AIM:
Output every entry exactly, from the first line to the last.
▽
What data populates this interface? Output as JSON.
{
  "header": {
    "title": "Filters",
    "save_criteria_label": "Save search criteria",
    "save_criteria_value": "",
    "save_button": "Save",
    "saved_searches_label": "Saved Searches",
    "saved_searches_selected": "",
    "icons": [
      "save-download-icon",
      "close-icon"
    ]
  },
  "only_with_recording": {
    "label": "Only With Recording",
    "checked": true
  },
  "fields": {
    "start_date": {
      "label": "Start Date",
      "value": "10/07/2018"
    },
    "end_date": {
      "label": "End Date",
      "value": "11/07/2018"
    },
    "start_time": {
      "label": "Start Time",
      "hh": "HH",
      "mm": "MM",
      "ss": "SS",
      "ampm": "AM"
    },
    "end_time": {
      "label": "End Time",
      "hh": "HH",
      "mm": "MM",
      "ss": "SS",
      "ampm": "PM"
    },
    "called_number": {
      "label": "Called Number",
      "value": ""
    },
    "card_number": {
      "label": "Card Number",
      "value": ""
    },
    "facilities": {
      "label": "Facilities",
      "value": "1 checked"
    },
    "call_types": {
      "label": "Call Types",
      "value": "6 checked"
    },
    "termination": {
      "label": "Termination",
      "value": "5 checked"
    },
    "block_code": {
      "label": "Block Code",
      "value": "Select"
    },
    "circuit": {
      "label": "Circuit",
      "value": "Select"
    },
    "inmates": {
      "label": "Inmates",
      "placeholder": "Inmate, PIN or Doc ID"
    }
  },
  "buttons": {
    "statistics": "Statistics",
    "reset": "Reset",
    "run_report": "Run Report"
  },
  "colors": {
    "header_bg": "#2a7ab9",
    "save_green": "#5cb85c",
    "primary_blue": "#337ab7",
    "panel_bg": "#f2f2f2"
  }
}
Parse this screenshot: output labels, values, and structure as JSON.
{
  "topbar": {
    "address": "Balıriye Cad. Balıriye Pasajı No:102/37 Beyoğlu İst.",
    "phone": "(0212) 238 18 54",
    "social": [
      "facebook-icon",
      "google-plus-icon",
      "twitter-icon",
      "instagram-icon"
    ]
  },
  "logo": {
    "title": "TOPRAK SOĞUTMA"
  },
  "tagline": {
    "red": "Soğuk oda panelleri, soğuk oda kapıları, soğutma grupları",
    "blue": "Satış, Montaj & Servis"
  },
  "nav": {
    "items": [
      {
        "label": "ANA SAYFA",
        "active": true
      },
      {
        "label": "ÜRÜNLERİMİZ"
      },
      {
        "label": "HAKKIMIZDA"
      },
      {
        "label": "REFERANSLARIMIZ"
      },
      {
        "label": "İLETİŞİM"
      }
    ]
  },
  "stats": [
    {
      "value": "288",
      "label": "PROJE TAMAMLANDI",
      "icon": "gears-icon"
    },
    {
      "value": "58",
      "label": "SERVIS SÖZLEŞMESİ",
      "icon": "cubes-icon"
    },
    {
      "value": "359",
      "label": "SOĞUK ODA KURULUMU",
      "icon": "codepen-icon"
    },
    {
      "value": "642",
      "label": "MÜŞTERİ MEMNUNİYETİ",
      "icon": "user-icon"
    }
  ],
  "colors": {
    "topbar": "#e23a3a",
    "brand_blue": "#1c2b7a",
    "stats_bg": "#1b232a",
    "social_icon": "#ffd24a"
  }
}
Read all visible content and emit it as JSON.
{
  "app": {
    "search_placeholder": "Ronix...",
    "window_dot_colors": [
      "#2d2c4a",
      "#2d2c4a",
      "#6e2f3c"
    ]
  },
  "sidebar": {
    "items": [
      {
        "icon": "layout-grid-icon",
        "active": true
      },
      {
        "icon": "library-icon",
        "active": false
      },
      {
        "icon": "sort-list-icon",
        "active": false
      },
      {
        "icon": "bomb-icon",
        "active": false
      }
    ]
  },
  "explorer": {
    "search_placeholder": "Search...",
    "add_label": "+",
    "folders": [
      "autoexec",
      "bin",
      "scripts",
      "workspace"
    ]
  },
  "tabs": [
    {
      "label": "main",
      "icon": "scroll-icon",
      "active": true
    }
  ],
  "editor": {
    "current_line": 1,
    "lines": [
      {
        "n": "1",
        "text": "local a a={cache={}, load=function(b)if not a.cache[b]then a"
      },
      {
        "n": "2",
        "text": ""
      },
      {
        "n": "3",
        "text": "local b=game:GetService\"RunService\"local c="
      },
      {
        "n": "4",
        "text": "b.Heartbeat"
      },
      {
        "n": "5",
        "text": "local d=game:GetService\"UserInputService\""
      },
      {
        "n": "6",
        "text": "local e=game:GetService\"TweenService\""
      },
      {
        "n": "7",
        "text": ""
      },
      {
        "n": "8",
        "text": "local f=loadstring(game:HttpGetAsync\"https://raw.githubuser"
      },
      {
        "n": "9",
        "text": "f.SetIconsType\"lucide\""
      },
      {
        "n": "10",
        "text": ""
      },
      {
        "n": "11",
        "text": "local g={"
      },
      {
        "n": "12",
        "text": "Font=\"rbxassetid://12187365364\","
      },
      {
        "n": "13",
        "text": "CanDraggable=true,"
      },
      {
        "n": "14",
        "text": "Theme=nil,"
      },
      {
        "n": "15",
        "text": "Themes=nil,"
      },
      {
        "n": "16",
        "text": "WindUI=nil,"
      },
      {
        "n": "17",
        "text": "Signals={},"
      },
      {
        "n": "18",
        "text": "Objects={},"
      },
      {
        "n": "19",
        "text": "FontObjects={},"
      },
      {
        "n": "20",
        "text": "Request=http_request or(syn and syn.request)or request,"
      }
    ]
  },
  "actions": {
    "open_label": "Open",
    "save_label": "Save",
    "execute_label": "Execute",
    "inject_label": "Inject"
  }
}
△
TASK RESPONSE:
What data populates this interface? Output as JSON.
{
  "header": {
    "title": "Filters",
    "save_criteria_label": "Save search criteria",
    "save_criteria_value": "",
    "save_button": "Save",
    "saved_searches_label": "Saved Searches",
    "saved_searches_selected": "",
    "icons": [
      "save-download-icon",
      "close-icon"
    ]
  },
  "only_with_recording": {
    "label": "Only With Recording",
    "checked": true
  },
  "fields": {
    "start_date": {
      "label": "Start Date",
      "value": "10/07/2018"
    },
    "end_date": {
      "label": "End Date",
      "value": "11/07/2018"
    },
    "start_time": {
      "label": "Start Time",
      "hh": "HH",
      "mm": "MM",
      "ss": "SS",
      "ampm": "AM"
    },
    "end_time": {
      "label": "End Time",
      "hh": "HH",
      "mm": "MM",
      "ss": "SS",
      "ampm": "PM"
    },
    "called_number": {
      "label": "Called Number",
      "value": ""
    },
    "card_number": {
      "label": "Card Number",
      "value": ""
    },
    "facilities": {
      "label": "Facilities",
      "value": "1 checked"
    },
    "call_types": {
      "label": "Call Types",
      "value": "6 checked"
    },
    "termination": {
      "label": "Termination",
      "value": "5 checked"
    },
    "block_code": {
      "label": "Block Code",
      "value": "Select"
    },
    "circuit": {
      "label": "Circuit",
      "value": "Select"
    },
    "inmates": {
      "label": "Inmates",
      "placeholder": "Inmate, PIN or Doc ID"
    }
  },
  "buttons": {
    "statistics": "Statistics",
    "reset": "Reset",
    "run_report": "Run Report"
  },
  "colors": {
    "header_bg": "#2a7ab9",
    "save_green": "#5cb85c",
    "primary_blue": "#337ab7",
    "panel_bg": "#f2f2f2"
  }
}
Parse this screenshot: output labels, values, and structure as JSON.
{
  "topbar": {
    "address": "Balıriye Cad. Balıriye Pasajı No:102/37 Beyoğlu İst.",
    "phone": "(0212) 238 18 54",
    "social": [
      "facebook-icon",
      "google-plus-icon",
      "twitter-icon",
      "instagram-icon"
    ]
  },
  "logo": {
    "title": "TOPRAK SOĞUTMA"
  },
  "tagline": {
    "red": "Soğuk oda panelleri, soğuk oda kapıları, soğutma grupları",
    "blue": "Satış, Montaj & Servis"
  },
  "nav": {
    "items": [
      {
        "label": "ANA SAYFA",
        "active": true
      },
      {
        "label": "ÜRÜNLERİMİZ"
      },
      {
        "label": "HAKKIMIZDA"
      },
      {
        "label": "REFERANSLARIMIZ"
      },
      {
        "label": "İLETİŞİM"
      }
    ]
  },
  "stats": [
    {
      "value": "288",
      "label": "PROJE TAMAMLANDI",
      "icon": "gears-icon"
    },
    {
      "value": "58",
      "label": "SERVIS SÖZLEŞMESİ",
      "icon": "cubes-icon"
    },
    {
      "value": "359",
      "label": "SOĞUK ODA KURULUMU",
      "icon": "codepen-icon"
    },
    {
      "value": "642",
      "label": "MÜŞTERİ MEMNUNİYETİ",
      "icon": "user-icon"
    }
  ],
  "colors": {
    "topbar": "#e23a3a",
    "brand_blue": "#1c2b7a",
    "stats_bg": "#1b232a",
    "social_icon": "#ffd24a"
  }
}
Read all visible content and emit it as JSON.
{
  "app": {
    "search_placeholder": "Ronix...",
    "window_dot_colors": [
      "#2d2c4a",
      "#2d2c4a",
      "#6e2f3c"
    ]
  },
  "sidebar": {
    "items": [
      {
        "icon": "layout-grid-icon",
        "active": true
      },
      {
        "icon": "library-icon",
        "active": false
      },
      {
        "icon": "sort-list-icon",
        "active": false
      },
      {
        "icon": "bomb-icon",
        "active": false
      }
    ]
  },
  "explorer": {
    "search_placeholder": "Search...",
    "add_label": "+",
    "folders": [
      "autoexec",
      "bin",
      "scripts",
      "workspace"
    ]
  },
  "tabs": [
    {
      "label": "main",
      "icon": "scroll-icon",
      "active": true
    }
  ],
  "editor": {
    "current_line": 1,
    "lines": [
      {
        "n": "1",
        "text": "local a a={cache={}, load=function(b)if not a.cache[b]then a"
      },
      {
        "n": "2",
        "text": ""
      },
      {
        "n": "3",
        "text": "local b=game:GetService\"RunService\"local c="
      },
      {
        "n": "4",
        "text": "b.Heartbeat"
      },
      {
        "n": "5",
        "text": "local d=game:GetService\"UserInputService\""
      },
      {
        "n": "6",
        "text": "local e=game:GetService\"TweenService\""
      },
      {
        "n": "7",
        "text": ""
      },
      {
        "n": "8",
        "text": "local f=loadstring(game:HttpGetAsync\"https://raw.githubuser"
      },
      {
        "n": "9",
        "text": "f.SetIconsType\"lucide\""
      },
      {
        "n": "10",
        "text": ""
      },
      {
        "n": "11",
        "text": "local g={"
      },
      {
        "n": "12",
        "text": "Font=\"rbxassetid://12187365364\","
      },
      {
        "n": "13",
        "text": "CanDraggable=true,"
      },
      {
        "n": "14",
        "text": "Theme=nil,"
      },
      {
        "n": "15",
        "text": "Themes=nil,"
      },
      {
        "n": "16",
        "text": "WindUI=nil,"
      },
      {
        "n": "17",
        "text": "Signals={},"
      },
      {
        "n": "18",
        "text": "Objects={},"
      },
      {
        "n": "19",
        "text": "FontObjects={},"
      },
      {
        "n": "20",
        "text": "Request=http_request or(syn and syn.request)or request,"
      }
    ]
  },
  "actions": {
    "open_label": "Open",
    "save_label": "Save",
    "execute_label": "Execute",
    "inject_label": "Inject"
  }
}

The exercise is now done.